- _Saved entries_:
□ □ □ □ □
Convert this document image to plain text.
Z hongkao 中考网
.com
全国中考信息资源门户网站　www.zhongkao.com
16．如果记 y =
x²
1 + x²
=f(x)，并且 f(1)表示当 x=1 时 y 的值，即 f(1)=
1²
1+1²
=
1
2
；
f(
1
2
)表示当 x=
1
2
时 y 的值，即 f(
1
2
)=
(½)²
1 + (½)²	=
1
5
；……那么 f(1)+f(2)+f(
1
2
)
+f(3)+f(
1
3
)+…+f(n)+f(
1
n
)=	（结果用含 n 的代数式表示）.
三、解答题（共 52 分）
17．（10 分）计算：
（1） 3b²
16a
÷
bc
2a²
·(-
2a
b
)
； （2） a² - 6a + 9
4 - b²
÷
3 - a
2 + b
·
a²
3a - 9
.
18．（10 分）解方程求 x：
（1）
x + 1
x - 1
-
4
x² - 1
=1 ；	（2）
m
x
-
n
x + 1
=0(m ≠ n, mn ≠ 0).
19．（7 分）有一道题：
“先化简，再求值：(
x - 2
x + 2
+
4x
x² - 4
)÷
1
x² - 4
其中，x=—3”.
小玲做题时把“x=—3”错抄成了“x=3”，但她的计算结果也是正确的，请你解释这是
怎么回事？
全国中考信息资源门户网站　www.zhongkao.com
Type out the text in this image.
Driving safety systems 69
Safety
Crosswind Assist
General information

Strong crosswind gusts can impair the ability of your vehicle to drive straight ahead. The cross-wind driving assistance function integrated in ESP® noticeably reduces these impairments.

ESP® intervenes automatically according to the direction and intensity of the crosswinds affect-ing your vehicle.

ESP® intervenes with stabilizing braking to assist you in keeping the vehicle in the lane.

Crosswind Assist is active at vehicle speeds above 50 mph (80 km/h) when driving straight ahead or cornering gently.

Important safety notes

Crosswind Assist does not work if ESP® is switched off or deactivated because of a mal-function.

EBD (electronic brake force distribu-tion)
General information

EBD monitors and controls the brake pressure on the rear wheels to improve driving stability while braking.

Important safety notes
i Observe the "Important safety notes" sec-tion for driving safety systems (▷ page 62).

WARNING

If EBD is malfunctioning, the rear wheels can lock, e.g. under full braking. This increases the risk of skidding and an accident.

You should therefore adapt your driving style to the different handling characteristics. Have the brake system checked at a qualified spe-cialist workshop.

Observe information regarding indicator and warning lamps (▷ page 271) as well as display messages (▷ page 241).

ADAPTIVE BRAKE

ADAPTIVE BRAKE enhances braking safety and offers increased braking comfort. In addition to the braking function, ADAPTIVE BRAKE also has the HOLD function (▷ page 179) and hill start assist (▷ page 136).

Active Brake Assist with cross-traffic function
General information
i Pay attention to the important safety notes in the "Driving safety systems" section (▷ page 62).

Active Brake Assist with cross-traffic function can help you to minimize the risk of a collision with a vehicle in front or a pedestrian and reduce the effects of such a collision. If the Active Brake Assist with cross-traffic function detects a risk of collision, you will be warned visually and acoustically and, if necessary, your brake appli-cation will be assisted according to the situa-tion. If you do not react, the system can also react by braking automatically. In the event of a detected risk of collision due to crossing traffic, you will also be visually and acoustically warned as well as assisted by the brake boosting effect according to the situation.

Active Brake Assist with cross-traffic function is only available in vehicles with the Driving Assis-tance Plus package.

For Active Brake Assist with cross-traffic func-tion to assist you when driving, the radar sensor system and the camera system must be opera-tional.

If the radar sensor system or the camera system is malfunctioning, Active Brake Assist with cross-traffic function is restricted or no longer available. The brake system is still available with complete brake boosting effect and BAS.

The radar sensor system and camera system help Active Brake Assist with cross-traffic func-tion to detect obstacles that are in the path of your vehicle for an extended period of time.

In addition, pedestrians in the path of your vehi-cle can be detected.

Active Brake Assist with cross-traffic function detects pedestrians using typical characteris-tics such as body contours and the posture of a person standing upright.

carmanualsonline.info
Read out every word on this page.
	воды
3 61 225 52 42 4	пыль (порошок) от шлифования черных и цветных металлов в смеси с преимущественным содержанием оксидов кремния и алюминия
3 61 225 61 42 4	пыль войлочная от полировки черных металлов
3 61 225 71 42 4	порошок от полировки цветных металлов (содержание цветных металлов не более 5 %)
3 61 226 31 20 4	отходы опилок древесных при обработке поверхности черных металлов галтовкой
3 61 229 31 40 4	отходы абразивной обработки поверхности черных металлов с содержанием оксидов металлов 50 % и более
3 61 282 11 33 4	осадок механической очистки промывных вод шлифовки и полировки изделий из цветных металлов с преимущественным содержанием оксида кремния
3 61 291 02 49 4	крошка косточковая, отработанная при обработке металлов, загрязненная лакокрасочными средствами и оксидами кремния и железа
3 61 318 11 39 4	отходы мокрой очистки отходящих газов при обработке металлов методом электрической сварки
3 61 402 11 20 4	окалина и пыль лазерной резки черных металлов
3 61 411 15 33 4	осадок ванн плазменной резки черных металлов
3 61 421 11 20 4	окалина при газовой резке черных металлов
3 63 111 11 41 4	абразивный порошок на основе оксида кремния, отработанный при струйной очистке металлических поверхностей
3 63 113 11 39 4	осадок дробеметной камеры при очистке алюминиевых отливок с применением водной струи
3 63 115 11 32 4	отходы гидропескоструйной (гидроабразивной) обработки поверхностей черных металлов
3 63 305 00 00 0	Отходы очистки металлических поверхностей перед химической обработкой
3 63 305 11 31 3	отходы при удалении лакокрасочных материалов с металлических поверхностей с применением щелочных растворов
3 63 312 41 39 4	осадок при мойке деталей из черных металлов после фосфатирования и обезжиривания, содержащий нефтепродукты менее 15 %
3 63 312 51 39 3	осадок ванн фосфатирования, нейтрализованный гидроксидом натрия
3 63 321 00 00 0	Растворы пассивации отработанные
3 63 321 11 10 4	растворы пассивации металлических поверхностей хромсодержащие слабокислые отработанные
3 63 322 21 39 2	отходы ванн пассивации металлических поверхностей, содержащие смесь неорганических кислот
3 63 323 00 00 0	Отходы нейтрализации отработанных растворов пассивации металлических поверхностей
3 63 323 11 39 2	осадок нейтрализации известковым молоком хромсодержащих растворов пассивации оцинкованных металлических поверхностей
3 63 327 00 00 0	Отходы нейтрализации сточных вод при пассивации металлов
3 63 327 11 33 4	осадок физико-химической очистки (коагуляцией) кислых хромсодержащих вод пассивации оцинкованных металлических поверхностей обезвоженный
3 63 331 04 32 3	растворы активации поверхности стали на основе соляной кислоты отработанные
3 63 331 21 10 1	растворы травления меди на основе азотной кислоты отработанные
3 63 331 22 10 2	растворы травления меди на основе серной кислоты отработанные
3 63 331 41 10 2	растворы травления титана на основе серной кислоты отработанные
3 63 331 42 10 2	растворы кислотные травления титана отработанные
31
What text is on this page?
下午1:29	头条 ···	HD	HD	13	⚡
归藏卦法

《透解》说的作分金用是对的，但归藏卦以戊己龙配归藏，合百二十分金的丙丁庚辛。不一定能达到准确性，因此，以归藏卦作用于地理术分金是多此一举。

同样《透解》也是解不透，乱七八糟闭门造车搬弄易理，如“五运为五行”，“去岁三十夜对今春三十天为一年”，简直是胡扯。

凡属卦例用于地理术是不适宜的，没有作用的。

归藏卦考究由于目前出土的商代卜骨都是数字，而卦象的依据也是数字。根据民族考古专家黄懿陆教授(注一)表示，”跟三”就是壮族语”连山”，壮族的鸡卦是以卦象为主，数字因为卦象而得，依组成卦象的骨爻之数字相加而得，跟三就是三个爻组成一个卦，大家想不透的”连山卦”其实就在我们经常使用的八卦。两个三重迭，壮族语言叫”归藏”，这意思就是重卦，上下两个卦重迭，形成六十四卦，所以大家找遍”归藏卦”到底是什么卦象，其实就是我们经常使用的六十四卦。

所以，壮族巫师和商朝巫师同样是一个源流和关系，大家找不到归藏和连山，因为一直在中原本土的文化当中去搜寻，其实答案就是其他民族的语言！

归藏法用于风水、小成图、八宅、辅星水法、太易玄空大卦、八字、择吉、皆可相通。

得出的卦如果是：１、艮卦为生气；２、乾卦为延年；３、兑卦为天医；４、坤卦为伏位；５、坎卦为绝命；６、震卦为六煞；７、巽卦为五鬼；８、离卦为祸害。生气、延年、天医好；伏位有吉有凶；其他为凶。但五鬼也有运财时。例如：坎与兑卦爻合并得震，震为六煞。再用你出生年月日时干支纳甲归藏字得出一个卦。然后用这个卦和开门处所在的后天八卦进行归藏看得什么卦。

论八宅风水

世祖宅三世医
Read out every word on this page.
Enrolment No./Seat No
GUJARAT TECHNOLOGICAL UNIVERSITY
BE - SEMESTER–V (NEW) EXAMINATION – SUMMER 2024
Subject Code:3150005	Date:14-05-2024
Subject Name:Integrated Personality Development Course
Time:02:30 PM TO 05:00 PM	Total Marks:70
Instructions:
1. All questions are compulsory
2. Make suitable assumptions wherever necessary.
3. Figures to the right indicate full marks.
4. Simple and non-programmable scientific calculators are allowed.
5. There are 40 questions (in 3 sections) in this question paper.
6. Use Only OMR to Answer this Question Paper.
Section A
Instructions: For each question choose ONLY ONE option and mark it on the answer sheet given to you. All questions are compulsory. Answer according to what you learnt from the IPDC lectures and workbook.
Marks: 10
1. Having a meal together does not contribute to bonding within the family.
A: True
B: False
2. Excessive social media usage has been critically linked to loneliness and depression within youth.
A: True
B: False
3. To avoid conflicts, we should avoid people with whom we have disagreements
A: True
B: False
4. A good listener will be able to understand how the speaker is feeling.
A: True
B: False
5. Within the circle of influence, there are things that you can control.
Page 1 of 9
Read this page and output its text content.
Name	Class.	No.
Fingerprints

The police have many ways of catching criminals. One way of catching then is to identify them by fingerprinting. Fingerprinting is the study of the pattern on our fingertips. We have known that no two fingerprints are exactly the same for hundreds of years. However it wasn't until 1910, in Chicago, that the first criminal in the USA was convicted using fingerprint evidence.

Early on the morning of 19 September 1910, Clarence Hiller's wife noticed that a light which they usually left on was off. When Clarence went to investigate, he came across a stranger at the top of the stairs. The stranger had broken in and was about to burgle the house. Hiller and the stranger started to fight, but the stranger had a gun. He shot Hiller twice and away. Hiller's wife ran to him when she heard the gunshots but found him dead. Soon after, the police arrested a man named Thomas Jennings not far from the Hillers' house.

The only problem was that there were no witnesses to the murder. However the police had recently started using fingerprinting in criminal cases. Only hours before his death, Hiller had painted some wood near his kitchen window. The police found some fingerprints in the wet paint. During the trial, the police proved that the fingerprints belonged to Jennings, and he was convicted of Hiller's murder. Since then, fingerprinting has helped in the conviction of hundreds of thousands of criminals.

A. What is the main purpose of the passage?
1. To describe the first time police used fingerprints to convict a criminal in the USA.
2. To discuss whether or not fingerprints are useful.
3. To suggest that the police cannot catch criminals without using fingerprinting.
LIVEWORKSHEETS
□ □ □ □ □
- _REQUIREMENT_: Reply with the number of lines in the data that include the string "image" and nothing else.

- _TASK RESULT_: 2